━━━ ENTRIES SHOWN

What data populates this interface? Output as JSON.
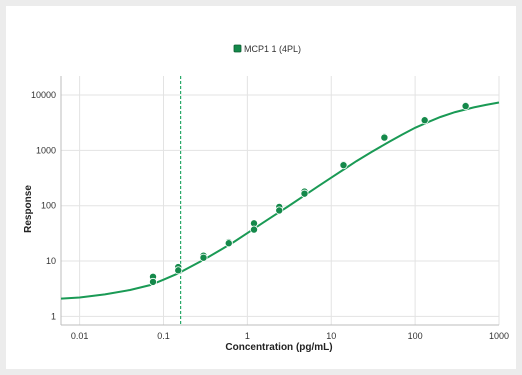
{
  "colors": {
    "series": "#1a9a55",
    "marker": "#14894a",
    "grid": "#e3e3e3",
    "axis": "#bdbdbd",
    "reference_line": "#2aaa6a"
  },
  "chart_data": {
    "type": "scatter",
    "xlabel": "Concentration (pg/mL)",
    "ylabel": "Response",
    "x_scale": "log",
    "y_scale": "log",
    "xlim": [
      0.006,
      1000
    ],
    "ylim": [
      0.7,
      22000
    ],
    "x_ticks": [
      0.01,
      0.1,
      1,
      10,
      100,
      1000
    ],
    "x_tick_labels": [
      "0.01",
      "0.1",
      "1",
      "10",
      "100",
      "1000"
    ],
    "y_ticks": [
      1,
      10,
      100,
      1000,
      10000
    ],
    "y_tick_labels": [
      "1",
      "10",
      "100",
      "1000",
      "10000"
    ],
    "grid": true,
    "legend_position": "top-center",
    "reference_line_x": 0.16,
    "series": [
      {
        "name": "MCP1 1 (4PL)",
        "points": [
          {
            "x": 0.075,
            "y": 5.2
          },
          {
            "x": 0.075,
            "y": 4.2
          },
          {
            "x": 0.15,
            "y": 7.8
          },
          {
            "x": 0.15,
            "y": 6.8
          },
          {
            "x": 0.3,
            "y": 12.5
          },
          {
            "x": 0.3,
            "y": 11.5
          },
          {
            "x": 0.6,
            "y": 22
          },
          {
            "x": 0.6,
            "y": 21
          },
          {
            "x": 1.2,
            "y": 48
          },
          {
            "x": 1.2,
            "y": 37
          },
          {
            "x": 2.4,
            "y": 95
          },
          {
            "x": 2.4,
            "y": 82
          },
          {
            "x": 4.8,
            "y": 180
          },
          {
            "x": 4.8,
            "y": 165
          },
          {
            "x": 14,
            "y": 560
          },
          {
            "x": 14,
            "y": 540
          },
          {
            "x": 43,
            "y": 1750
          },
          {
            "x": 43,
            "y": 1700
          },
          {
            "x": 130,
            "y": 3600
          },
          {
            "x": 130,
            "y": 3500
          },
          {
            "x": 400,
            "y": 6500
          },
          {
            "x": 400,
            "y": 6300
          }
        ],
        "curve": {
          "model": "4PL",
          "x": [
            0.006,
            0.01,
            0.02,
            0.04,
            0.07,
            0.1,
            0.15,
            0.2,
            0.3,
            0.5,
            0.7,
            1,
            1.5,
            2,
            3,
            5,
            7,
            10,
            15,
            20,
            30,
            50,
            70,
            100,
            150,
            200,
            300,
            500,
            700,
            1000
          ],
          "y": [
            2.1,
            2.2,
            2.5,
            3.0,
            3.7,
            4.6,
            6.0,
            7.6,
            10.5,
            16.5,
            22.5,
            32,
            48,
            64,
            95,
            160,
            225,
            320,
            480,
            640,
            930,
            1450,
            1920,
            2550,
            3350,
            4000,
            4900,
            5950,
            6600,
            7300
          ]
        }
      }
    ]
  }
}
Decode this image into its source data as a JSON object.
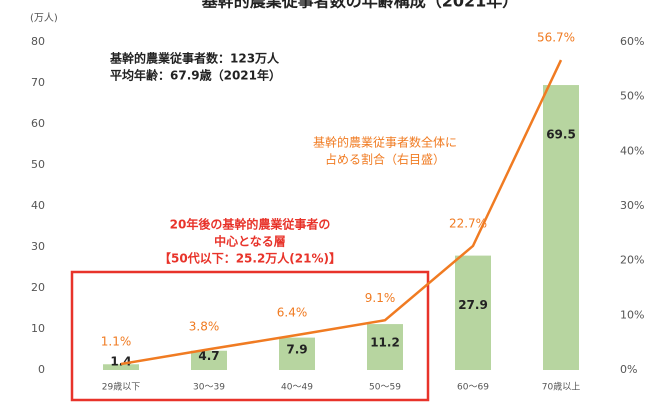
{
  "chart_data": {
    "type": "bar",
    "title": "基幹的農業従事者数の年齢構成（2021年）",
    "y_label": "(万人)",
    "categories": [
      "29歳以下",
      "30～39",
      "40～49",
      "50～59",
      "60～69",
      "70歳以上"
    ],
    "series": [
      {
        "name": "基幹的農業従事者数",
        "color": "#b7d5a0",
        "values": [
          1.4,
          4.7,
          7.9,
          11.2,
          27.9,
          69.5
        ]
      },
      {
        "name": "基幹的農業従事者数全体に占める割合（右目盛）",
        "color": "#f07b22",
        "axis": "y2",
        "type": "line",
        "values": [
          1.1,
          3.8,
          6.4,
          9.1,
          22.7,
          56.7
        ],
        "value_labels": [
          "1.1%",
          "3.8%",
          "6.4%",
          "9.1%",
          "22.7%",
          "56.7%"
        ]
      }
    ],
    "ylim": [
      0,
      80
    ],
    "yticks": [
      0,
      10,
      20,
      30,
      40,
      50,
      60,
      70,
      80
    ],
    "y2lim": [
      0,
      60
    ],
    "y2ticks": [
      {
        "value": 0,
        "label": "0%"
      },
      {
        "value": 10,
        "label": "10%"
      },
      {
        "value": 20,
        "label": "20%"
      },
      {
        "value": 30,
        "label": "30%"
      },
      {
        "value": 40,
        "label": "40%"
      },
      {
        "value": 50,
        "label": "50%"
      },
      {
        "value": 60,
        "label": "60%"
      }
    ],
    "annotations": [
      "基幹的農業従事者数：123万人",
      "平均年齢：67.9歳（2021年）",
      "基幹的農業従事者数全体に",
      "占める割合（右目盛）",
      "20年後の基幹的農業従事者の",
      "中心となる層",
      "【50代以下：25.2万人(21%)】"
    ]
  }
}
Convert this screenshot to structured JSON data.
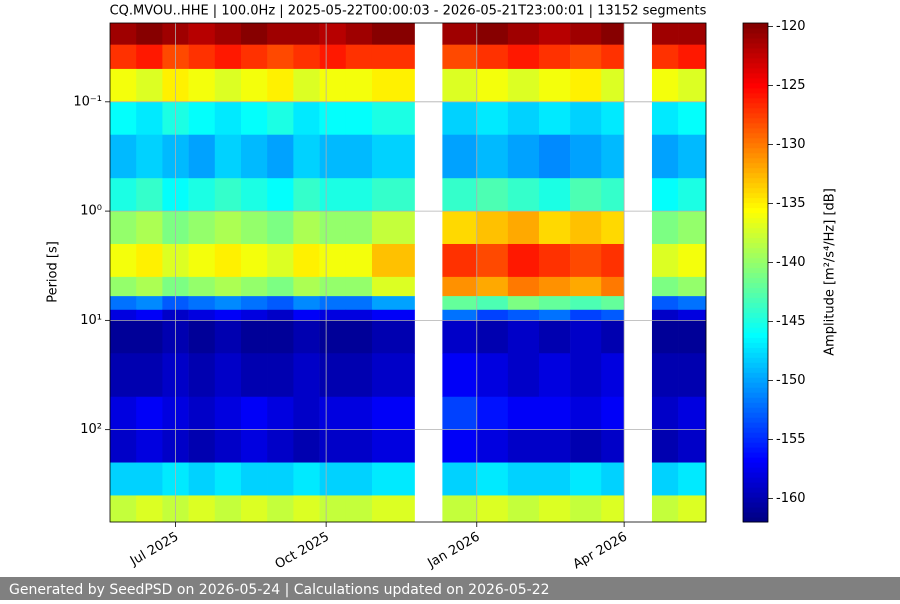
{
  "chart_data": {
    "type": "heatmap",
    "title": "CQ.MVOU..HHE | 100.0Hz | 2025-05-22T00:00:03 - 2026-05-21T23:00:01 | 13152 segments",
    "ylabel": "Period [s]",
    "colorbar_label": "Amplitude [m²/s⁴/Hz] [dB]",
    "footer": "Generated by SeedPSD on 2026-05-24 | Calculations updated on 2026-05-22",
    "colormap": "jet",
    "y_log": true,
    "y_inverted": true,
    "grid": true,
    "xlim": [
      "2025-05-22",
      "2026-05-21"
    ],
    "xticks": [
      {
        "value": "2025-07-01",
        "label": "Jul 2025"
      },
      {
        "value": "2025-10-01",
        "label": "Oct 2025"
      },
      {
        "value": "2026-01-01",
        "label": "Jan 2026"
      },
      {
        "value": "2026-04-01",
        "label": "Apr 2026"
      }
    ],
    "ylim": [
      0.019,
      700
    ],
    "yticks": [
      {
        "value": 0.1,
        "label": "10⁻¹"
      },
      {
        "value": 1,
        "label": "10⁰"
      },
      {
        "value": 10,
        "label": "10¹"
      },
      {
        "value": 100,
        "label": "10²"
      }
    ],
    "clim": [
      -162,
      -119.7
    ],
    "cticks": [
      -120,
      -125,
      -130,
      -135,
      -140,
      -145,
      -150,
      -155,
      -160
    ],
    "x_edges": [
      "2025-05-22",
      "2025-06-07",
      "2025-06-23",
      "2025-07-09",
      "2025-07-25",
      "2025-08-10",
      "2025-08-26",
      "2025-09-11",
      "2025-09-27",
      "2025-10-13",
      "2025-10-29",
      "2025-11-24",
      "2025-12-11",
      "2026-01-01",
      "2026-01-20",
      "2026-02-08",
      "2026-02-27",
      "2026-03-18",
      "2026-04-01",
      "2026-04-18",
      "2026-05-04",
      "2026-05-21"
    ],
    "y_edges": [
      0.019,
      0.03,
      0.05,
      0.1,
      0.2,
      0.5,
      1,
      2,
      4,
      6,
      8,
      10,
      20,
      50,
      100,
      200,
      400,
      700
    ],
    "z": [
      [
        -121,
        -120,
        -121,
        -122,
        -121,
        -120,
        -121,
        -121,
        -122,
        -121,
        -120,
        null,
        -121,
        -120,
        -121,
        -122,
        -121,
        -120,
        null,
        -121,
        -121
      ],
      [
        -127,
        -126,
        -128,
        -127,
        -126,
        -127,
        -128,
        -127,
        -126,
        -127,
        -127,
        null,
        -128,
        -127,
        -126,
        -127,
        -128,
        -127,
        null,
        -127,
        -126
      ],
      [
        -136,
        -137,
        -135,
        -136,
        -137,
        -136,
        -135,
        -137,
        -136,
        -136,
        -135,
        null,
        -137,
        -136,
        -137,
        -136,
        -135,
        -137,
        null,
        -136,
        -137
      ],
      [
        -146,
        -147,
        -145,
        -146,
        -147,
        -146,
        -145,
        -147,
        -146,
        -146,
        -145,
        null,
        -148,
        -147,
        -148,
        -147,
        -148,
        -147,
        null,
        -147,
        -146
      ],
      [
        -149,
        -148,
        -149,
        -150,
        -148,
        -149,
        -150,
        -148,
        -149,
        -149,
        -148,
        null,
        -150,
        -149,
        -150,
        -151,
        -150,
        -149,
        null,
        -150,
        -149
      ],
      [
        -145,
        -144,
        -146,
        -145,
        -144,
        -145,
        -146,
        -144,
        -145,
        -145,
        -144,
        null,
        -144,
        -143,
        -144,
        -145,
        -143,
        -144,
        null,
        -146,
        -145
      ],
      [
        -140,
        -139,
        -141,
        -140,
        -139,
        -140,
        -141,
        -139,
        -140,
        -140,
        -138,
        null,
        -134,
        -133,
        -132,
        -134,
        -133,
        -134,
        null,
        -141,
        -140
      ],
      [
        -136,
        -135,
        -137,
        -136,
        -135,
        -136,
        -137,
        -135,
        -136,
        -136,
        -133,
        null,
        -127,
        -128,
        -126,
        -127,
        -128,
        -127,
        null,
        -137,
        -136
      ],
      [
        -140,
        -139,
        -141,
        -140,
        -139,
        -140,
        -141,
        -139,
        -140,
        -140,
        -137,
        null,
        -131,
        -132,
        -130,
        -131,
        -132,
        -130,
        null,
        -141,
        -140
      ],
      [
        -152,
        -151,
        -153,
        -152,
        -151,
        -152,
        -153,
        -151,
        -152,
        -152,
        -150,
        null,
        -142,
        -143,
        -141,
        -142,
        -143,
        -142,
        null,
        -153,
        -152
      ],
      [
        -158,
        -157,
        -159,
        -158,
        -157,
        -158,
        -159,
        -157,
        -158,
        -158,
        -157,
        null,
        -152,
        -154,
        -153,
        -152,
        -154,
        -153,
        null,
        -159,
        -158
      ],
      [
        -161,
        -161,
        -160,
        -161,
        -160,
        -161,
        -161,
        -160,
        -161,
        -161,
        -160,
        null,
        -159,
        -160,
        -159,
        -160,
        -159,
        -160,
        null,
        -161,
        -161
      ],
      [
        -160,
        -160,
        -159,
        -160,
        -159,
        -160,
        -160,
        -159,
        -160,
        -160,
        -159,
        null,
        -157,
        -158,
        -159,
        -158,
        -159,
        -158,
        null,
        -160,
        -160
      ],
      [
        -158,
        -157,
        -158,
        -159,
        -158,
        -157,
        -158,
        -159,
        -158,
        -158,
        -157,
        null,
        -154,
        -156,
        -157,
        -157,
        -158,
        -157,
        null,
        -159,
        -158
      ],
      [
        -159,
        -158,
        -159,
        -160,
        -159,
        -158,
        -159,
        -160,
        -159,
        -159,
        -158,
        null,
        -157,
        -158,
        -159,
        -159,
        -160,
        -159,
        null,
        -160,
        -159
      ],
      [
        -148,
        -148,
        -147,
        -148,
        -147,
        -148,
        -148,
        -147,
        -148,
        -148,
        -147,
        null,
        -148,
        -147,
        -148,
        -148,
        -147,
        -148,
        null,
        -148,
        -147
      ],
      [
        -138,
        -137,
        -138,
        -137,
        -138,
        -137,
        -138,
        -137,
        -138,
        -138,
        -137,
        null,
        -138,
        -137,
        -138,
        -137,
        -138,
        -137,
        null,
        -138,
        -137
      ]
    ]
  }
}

━━━━━━

→ WRITTEN EXERCISE:
Using the records above, copy every line that has the word "JSON" in it.

→ RESULT BELOW:
What data populates this interface? Output as JSON.
Decode this image into its source data as a JSON object.
Convert this screenshot to structured JSON data.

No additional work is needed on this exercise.